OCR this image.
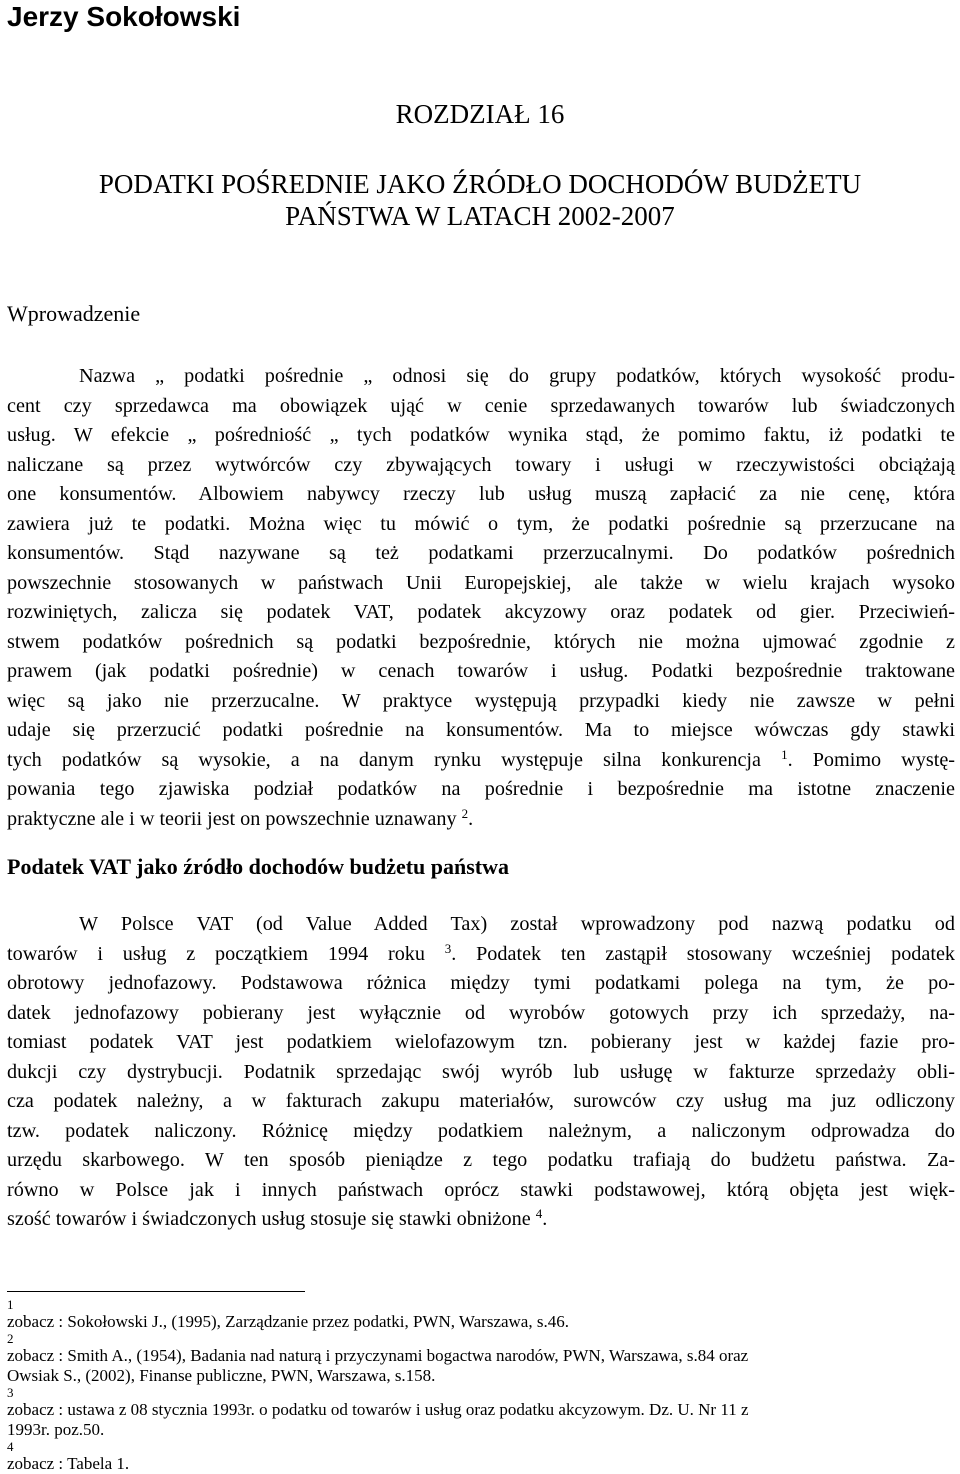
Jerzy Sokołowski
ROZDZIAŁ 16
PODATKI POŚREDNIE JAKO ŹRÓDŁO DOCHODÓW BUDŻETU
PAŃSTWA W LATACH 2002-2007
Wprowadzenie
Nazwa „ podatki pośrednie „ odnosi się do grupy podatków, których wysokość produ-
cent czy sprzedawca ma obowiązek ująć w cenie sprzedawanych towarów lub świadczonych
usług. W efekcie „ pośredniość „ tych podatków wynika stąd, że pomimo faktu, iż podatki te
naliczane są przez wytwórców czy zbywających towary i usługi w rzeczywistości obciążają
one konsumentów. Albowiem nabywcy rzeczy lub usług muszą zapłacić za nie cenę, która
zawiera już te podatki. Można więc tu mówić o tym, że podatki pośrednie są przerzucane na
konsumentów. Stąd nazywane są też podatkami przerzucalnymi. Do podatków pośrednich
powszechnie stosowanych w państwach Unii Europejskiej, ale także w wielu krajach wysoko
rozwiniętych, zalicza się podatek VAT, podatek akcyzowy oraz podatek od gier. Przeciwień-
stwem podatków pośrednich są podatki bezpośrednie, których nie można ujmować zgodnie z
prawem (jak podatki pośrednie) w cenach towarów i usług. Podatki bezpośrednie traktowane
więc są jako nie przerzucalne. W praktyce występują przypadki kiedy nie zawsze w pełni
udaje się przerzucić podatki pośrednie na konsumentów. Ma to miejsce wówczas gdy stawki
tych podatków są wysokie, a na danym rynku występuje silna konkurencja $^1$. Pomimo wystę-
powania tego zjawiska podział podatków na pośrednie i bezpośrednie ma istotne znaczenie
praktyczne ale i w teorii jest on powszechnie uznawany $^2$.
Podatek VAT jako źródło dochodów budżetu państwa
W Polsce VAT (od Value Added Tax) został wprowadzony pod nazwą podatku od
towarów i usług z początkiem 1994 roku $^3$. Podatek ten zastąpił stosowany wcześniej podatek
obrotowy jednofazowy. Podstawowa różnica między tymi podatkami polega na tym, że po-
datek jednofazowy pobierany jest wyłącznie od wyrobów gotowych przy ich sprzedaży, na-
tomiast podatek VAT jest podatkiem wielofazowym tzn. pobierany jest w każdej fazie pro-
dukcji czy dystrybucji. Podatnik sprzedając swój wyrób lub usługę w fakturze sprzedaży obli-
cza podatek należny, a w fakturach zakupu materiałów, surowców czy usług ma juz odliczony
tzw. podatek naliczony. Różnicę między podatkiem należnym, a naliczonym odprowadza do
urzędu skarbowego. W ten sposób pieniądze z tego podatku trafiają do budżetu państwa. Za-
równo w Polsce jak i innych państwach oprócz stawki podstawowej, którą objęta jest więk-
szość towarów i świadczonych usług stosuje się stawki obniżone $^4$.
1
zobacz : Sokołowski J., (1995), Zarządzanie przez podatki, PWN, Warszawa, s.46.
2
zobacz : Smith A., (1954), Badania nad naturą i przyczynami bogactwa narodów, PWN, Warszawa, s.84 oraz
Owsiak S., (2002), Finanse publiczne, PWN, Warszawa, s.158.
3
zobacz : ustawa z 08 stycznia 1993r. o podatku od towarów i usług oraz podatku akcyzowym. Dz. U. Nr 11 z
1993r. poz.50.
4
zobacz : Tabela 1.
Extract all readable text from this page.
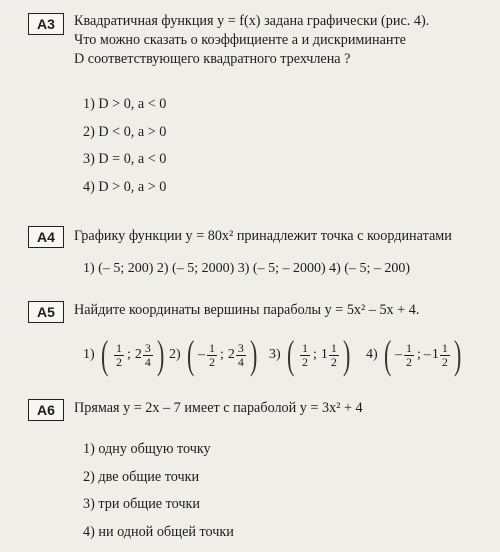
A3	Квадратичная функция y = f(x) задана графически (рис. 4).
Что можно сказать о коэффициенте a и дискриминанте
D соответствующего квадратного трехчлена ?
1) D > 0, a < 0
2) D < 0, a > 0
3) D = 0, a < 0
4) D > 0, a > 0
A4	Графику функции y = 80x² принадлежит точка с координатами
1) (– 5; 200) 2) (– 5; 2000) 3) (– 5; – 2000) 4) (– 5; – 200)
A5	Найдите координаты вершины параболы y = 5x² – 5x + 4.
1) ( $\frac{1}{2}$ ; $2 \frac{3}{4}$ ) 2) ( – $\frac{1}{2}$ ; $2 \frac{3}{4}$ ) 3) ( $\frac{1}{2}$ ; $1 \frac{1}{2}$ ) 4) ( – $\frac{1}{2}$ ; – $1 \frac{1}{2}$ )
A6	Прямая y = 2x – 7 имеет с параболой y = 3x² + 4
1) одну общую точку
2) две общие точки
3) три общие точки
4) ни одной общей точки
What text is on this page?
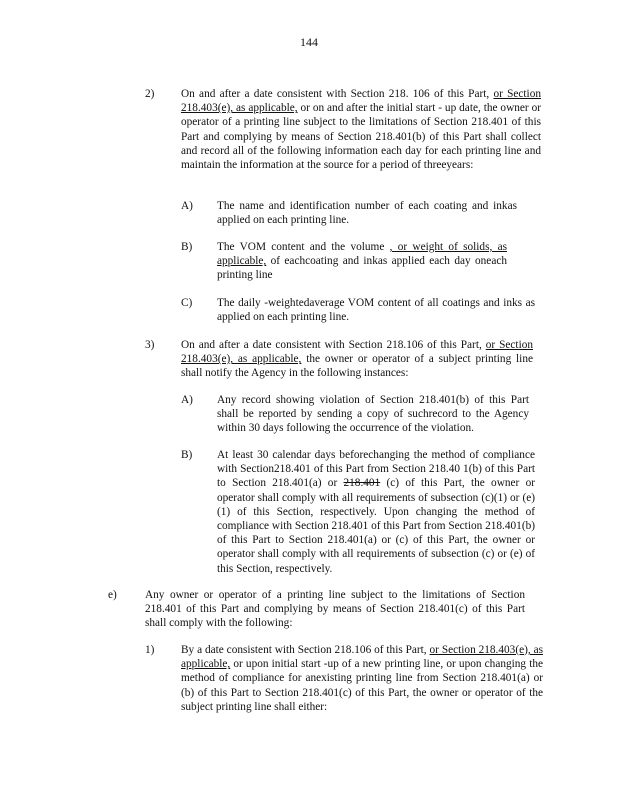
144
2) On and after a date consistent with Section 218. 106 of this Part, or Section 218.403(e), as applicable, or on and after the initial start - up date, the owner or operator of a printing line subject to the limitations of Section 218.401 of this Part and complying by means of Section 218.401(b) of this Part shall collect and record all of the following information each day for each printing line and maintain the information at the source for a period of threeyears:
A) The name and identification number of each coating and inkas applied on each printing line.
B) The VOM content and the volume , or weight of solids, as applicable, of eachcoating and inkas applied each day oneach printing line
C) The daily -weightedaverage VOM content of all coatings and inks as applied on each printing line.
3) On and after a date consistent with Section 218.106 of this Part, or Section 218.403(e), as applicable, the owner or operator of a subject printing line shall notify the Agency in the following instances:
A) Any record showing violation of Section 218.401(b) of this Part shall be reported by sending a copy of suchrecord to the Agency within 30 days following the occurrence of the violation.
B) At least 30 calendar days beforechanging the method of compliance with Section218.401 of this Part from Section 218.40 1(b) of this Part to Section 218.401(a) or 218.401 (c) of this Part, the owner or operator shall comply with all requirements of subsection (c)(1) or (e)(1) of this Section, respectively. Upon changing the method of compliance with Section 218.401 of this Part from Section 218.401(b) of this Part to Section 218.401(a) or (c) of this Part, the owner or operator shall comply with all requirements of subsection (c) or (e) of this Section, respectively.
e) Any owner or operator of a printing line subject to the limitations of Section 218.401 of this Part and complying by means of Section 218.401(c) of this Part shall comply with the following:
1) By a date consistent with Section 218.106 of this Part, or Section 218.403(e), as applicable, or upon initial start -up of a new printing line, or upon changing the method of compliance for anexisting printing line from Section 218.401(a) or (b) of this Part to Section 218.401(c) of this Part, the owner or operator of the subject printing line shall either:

**EXERCISE INSTRUCTIONS:**
Find each line in the records holding the string "changing" and show it.

**RESULT OF THE TASK:**
B) At least 30 calendar days beforechanging the method of compliance with Section218.401 of this Part from Section 218.40 1(b) of this Part to Section 218.401(a) or 218.401 (c) of this Part, the owner or operator shall comply with all requirements of subsection (c)(1) or (e)(1) of this Section, respectively. Upon changing the method of compliance with Section 218.401 of this Part from Section 218.401(b) of this Part to Section 218.401(a) or (c) of this Part, the owner or operator shall comply with all requirements of subsection (c) or (e) of this Section, respectively.
1) By a date consistent with Section 218.106 of this Part, or Section 218.403(e), as applicable, or upon initial start -up of a new printing line, or upon changing the method of compliance for anexisting printing line from Section 218.401(a) or (b) of this Part to Section 218.401(c) of this Part, the owner or operator of the subject printing line shall either:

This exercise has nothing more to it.